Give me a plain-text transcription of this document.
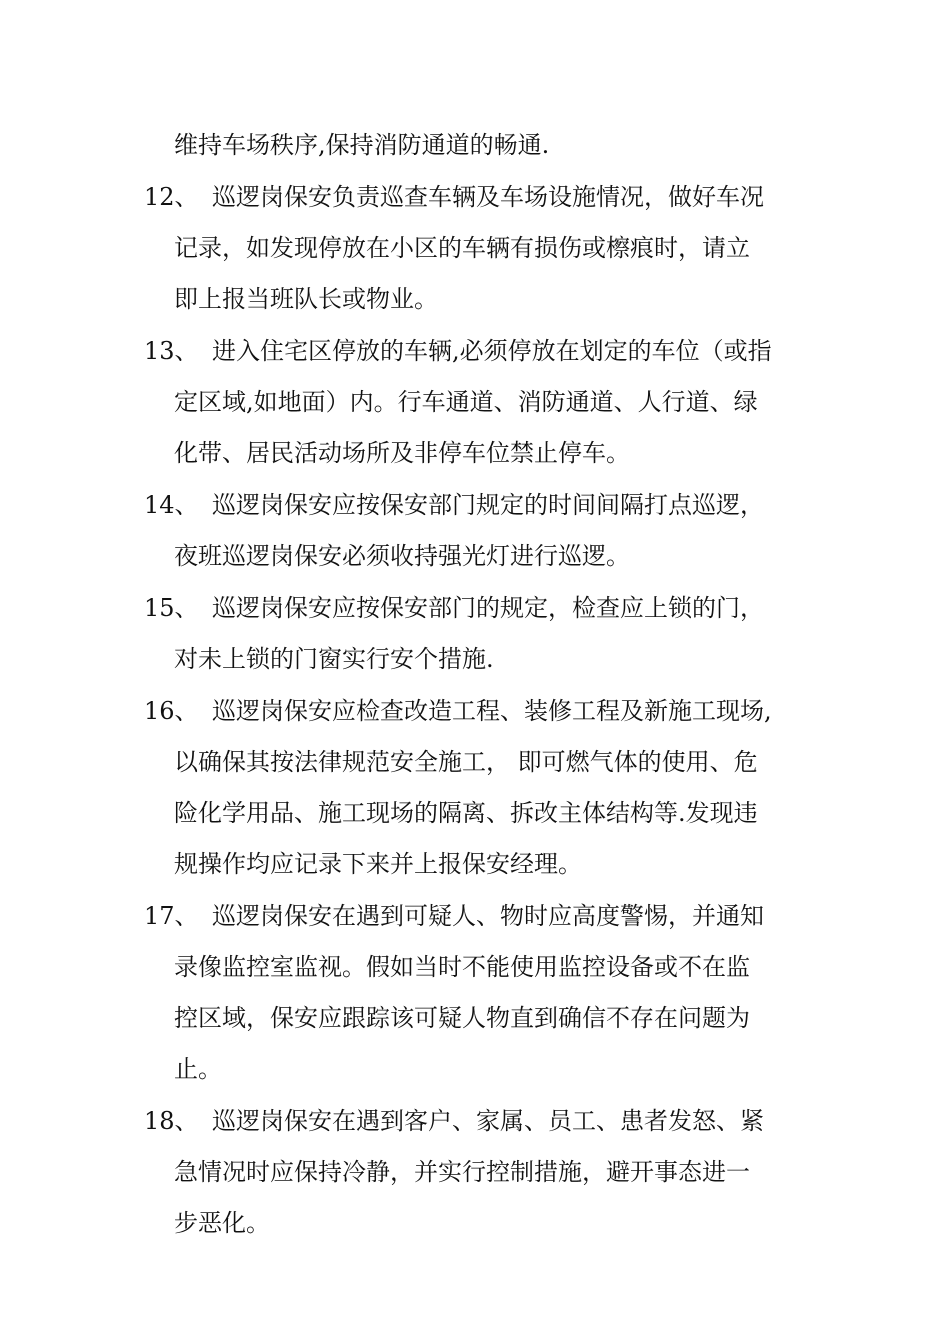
维持车场秩序,保持消防通道的畅通.
12、 巡逻岗保安负责巡查车辆及车场设施情况，做好车况
记录，如发现停放在小区的车辆有损伤或檫痕时，请立
即上报当班队长或物业。
13、 进入住宅区停放的车辆,必须停放在划定的车位（或指
定区域,如地面）内。行车通道、消防通道、人行道、绿
化带、居民活动场所及非停车位禁止停车。
14、 巡逻岗保安应按保安部门规定的时间间隔打点巡逻，
夜班巡逻岗保安必须收持强光灯进行巡逻。
15、 巡逻岗保安应按保安部门的规定，检查应上锁的门，
对未上锁的门窗实行安个措施.
16、 巡逻岗保安应检查改造工程、装修工程及新施工现场,
以确保其按法律规范安全施工， 即可燃气体的使用、危
险化学用品、施工现场的隔离、拆改主体结构等.发现违
规操作均应记录下来并上报保安经理。
17、 巡逻岗保安在遇到可疑人、物时应高度警惕，并通知
录像监控室监视。假如当时不能使用监控设备或不在监
控区域，保安应跟踪该可疑人物直到确信不存在问题为
止。
18、 巡逻岗保安在遇到客户、家属、员工、患者发怒、紧
急情况时应保持冷静，并实行控制措施，避开事态进一
步恶化。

» EXERCISE DETAILS
Write out the full set of lines verbatim, without the pictures.

» EXERCISE SOLUTION
Give me a plain-text transcription of this document.
维持车场秩序,保持消防通道的畅通.
12、 巡逻岗保安负责巡查车辆及车场设施情况，做好车况
记录，如发现停放在小区的车辆有损伤或檫痕时，请立
即上报当班队长或物业。
13、 进入住宅区停放的车辆,必须停放在划定的车位（或指
定区域,如地面）内。行车通道、消防通道、人行道、绿
化带、居民活动场所及非停车位禁止停车。
14、 巡逻岗保安应按保安部门规定的时间间隔打点巡逻，
夜班巡逻岗保安必须收持强光灯进行巡逻。
15、 巡逻岗保安应按保安部门的规定，检查应上锁的门，
对未上锁的门窗实行安个措施.
16、 巡逻岗保安应检查改造工程、装修工程及新施工现场,
以确保其按法律规范安全施工， 即可燃气体的使用、危
险化学用品、施工现场的隔离、拆改主体结构等.发现违
规操作均应记录下来并上报保安经理。
17、 巡逻岗保安在遇到可疑人、物时应高度警惕，并通知
录像监控室监视。假如当时不能使用监控设备或不在监
控区域，保安应跟踪该可疑人物直到确信不存在问题为
止。
18、 巡逻岗保安在遇到客户、家属、员工、患者发怒、紧
急情况时应保持冷静，并实行控制措施，避开事态进一
步恶化。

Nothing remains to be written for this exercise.